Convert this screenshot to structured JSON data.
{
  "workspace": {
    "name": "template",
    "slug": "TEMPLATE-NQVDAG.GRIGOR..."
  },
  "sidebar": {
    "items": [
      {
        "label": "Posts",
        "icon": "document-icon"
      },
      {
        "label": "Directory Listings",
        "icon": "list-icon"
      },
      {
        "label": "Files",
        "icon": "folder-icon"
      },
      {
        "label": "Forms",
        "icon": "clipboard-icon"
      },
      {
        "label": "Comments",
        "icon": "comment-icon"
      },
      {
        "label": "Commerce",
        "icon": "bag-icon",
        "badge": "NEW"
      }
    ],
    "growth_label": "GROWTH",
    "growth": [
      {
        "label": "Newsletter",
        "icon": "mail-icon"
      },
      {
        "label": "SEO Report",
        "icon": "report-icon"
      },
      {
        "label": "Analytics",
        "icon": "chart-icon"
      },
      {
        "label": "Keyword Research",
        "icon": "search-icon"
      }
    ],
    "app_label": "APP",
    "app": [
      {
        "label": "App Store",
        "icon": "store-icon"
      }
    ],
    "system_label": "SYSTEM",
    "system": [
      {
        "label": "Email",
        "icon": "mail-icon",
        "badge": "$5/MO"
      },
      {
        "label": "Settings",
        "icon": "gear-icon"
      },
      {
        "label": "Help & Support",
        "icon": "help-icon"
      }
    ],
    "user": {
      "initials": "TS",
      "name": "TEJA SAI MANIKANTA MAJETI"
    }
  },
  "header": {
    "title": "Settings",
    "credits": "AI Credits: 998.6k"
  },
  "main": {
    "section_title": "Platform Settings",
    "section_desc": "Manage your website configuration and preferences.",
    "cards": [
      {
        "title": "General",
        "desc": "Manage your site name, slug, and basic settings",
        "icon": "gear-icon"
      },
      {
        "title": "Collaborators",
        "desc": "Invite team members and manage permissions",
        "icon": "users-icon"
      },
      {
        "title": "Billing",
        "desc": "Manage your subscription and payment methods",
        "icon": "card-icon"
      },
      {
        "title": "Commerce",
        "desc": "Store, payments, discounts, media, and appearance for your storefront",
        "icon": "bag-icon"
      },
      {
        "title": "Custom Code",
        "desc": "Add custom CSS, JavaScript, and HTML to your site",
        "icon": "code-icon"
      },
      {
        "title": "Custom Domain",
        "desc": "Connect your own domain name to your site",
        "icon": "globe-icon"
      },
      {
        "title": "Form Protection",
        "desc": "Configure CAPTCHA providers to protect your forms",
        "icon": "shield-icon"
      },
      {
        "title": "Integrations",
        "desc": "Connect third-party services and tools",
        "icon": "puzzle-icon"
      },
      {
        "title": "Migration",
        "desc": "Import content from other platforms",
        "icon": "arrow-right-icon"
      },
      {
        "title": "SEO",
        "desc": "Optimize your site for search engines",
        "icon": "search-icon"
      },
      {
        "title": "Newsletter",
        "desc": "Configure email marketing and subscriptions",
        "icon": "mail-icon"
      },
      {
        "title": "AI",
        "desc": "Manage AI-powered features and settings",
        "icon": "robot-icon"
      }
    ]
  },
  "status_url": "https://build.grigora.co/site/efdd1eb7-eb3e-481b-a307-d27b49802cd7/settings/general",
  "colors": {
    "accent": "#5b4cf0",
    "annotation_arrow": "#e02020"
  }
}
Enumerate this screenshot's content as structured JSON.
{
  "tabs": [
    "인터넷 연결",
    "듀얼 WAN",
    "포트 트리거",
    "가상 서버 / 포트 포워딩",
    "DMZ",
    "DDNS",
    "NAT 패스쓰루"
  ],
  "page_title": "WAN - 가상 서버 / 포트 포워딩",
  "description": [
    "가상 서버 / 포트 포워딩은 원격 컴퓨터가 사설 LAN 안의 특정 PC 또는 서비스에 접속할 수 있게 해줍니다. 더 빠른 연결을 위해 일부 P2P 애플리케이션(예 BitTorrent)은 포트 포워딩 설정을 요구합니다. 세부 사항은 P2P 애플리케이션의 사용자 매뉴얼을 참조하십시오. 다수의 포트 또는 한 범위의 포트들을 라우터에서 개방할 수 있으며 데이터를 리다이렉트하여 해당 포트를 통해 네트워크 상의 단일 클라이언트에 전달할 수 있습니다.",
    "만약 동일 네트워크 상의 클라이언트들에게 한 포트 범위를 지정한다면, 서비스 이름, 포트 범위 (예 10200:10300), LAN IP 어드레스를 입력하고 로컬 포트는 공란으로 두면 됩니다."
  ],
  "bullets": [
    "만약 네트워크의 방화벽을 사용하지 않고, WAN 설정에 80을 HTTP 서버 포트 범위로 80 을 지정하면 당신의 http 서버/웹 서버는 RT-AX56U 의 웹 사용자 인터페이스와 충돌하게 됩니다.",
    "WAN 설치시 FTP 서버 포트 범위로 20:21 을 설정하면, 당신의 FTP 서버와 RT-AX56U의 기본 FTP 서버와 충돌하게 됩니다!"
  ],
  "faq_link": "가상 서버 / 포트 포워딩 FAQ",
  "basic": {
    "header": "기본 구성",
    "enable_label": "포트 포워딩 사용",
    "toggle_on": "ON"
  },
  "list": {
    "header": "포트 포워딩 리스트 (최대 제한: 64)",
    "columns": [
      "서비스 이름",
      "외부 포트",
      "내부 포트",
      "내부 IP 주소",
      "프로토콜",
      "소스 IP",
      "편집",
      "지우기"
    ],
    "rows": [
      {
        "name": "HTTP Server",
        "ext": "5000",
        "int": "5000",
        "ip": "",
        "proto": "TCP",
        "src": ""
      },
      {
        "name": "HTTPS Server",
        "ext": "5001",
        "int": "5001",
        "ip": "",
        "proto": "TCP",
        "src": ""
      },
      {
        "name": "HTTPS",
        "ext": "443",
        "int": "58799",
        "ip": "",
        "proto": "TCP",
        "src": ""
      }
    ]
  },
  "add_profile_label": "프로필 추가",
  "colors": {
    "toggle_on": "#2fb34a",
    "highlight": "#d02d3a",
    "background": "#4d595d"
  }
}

━━━━━━━━━━━━━━━━

- _What is needed_
Using the listing above, retype each line exactly.

- _Result_
Convert this screenshot to structured JSON data.
{
  "workspace": {
    "name": "template",
    "slug": "TEMPLATE-NQVDAG.GRIGOR..."
  },
  "sidebar": {
    "items": [
      {
        "label": "Posts",
        "icon": "document-icon"
      },
      {
        "label": "Directory Listings",
        "icon": "list-icon"
      },
      {
        "label": "Files",
        "icon": "folder-icon"
      },
      {
        "label": "Forms",
        "icon": "clipboard-icon"
      },
      {
        "label": "Comments",
        "icon": "comment-icon"
      },
      {
        "label": "Commerce",
        "icon": "bag-icon",
        "badge": "NEW"
      }
    ],
    "growth_label": "GROWTH",
    "growth": [
      {
        "label": "Newsletter",
        "icon": "mail-icon"
      },
      {
        "label": "SEO Report",
        "icon": "report-icon"
      },
      {
        "label": "Analytics",
        "icon": "chart-icon"
      },
      {
        "label": "Keyword Research",
        "icon": "search-icon"
      }
    ],
    "app_label": "APP",
    "app": [
      {
        "label": "App Store",
        "icon": "store-icon"
      }
    ],
    "system_label": "SYSTEM",
    "system": [
      {
        "label": "Email",
        "icon": "mail-icon",
        "badge": "$5/MO"
      },
      {
        "label": "Settings",
        "icon": "gear-icon"
      },
      {
        "label": "Help & Support",
        "icon": "help-icon"
      }
    ],
    "user": {
      "initials": "TS",
      "name": "TEJA SAI MANIKANTA MAJETI"
    }
  },
  "header": {
    "title": "Settings",
    "credits": "AI Credits: 998.6k"
  },
  "main": {
    "section_title": "Platform Settings",
    "section_desc": "Manage your website configuration and preferences.",
    "cards": [
      {
        "title": "General",
        "desc": "Manage your site name, slug, and basic settings",
        "icon": "gear-icon"
      },
      {
        "title": "Collaborators",
        "desc": "Invite team members and manage permissions",
        "icon": "users-icon"
      },
      {
        "title": "Billing",
        "desc": "Manage your subscription and payment methods",
        "icon": "card-icon"
      },
      {
        "title": "Commerce",
        "desc": "Store, payments, discounts, media, and appearance for your storefront",
        "icon": "bag-icon"
      },
      {
        "title": "Custom Code",
        "desc": "Add custom CSS, JavaScript, and HTML to your site",
        "icon": "code-icon"
      },
      {
        "title": "Custom Domain",
        "desc": "Connect your own domain name to your site",
        "icon": "globe-icon"
      },
      {
        "title": "Form Protection",
        "desc": "Configure CAPTCHA providers to protect your forms",
        "icon": "shield-icon"
      },
      {
        "title": "Integrations",
        "desc": "Connect third-party services and tools",
        "icon": "puzzle-icon"
      },
      {
        "title": "Migration",
        "desc": "Import content from other platforms",
        "icon": "arrow-right-icon"
      },
      {
        "title": "SEO",
        "desc": "Optimize your site for search engines",
        "icon": "search-icon"
      },
      {
        "title": "Newsletter",
        "desc": "Configure email marketing and subscriptions",
        "icon": "mail-icon"
      },
      {
        "title": "AI",
        "desc": "Manage AI-powered features and settings",
        "icon": "robot-icon"
      }
    ]
  },
  "status_url": "https://build.grigora.co/site/efdd1eb7-eb3e-481b-a307-d27b49802cd7/settings/general",
  "colors": {
    "accent": "#5b4cf0",
    "annotation_arrow": "#e02020"
  }
}
Enumerate this screenshot's content as structured JSON.
{
  "tabs": [
    "인터넷 연결",
    "듀얼 WAN",
    "포트 트리거",
    "가상 서버 / 포트 포워딩",
    "DMZ",
    "DDNS",
    "NAT 패스쓰루"
  ],
  "page_title": "WAN - 가상 서버 / 포트 포워딩",
  "description": [
    "가상 서버 / 포트 포워딩은 원격 컴퓨터가 사설 LAN 안의 특정 PC 또는 서비스에 접속할 수 있게 해줍니다. 더 빠른 연결을 위해 일부 P2P 애플리케이션(예 BitTorrent)은 포트 포워딩 설정을 요구합니다. 세부 사항은 P2P 애플리케이션의 사용자 매뉴얼을 참조하십시오. 다수의 포트 또는 한 범위의 포트들을 라우터에서 개방할 수 있으며 데이터를 리다이렉트하여 해당 포트를 통해 네트워크 상의 단일 클라이언트에 전달할 수 있습니다.",
    "만약 동일 네트워크 상의 클라이언트들에게 한 포트 범위를 지정한다면, 서비스 이름, 포트 범위 (예 10200:10300), LAN IP 어드레스를 입력하고 로컬 포트는 공란으로 두면 됩니다."
  ],
  "bullets": [
    "만약 네트워크의 방화벽을 사용하지 않고, WAN 설정에 80을 HTTP 서버 포트 범위로 80 을 지정하면 당신의 http 서버/웹 서버는 RT-AX56U 의 웹 사용자 인터페이스와 충돌하게 됩니다.",
    "WAN 설치시 FTP 서버 포트 범위로 20:21 을 설정하면, 당신의 FTP 서버와 RT-AX56U의 기본 FTP 서버와 충돌하게 됩니다!"
  ],
  "faq_link": "가상 서버 / 포트 포워딩 FAQ",
  "basic": {
    "header": "기본 구성",
    "enable_label": "포트 포워딩 사용",
    "toggle_on": "ON"
  },
  "list": {
    "header": "포트 포워딩 리스트 (최대 제한: 64)",
    "columns": [
      "서비스 이름",
      "외부 포트",
      "내부 포트",
      "내부 IP 주소",
      "프로토콜",
      "소스 IP",
      "편집",
      "지우기"
    ],
    "rows": [
      {
        "name": "HTTP Server",
        "ext": "5000",
        "int": "5000",
        "ip": "",
        "proto": "TCP",
        "src": ""
      },
      {
        "name": "HTTPS Server",
        "ext": "5001",
        "int": "5001",
        "ip": "",
        "proto": "TCP",
        "src": ""
      },
      {
        "name": "HTTPS",
        "ext": "443",
        "int": "58799",
        "ip": "",
        "proto": "TCP",
        "src": ""
      }
    ]
  },
  "add_profile_label": "프로필 추가",
  "colors": {
    "toggle_on": "#2fb34a",
    "highlight": "#d02d3a",
    "background": "#4d595d"
  }
}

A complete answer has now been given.